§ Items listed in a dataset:
-*-*-

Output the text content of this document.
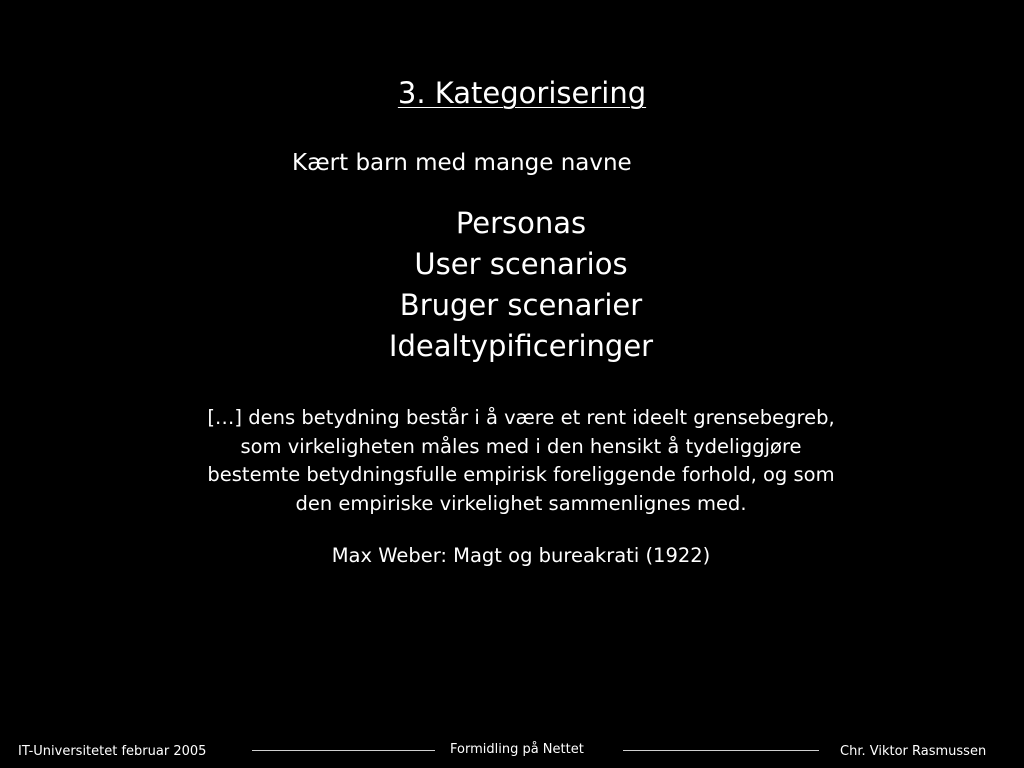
3. Kategorisering
Kært barn med mange navne
Personas
User scenarios
Bruger scenarier
Idealtypificeringer
[…] dens betydning består i å være et rent ideelt grensebegreb,
som virkeligheten måles med i den hensikt å tydeliggjøre
bestemte betydningsfulle empirisk foreliggende forhold, og som
den empiriske virkelighet sammenlignes med.
Max Weber: Magt og bureakrati (1922)
IT-Universitetet februar 2005	Formidling på Nettet	Chr. Viktor Rasmussen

-*-*-

§ GOAL: Copy the whole of the material above exactly, but not its images.

§ IN RESPONSE:
Output the text content of this document.
3. Kategorisering
Kært barn med mange navne
Personas
User scenarios
Bruger scenarier
Idealtypificeringer
[…] dens betydning består i å være et rent ideelt grensebegreb,
som virkeligheten måles med i den hensikt å tydeliggjøre
bestemte betydningsfulle empirisk foreliggende forhold, og som
den empiriske virkelighet sammenlignes med.
Max Weber: Magt og bureakrati (1922)
IT-Universitetet februar 2005	Formidling på Nettet	Chr. Viktor Rasmussen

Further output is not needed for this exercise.